begin

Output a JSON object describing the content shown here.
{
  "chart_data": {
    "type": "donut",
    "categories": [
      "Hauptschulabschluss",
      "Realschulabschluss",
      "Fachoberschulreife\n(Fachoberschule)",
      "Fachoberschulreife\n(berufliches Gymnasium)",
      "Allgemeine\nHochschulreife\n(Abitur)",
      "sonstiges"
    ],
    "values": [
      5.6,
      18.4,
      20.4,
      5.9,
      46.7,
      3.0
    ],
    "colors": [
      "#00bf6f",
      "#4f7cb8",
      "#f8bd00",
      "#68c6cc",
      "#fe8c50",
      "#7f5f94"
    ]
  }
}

end

DIRECTIONS: Would you reproduce all the entries exactly?

THE REPLY:
Output a JSON object describing the content shown here.
{
  "chart_data": {
    "type": "donut",
    "categories": [
      "Hauptschulabschluss",
      "Realschulabschluss",
      "Fachoberschulreife\n(Fachoberschule)",
      "Fachoberschulreife\n(berufliches Gymnasium)",
      "Allgemeine\nHochschulreife\n(Abitur)",
      "sonstiges"
    ],
    "values": [
      5.6,
      18.4,
      20.4,
      5.9,
      46.7,
      3.0
    ],
    "colors": [
      "#00bf6f",
      "#4f7cb8",
      "#f8bd00",
      "#68c6cc",
      "#fe8c50",
      "#7f5f94"
    ]
  }
}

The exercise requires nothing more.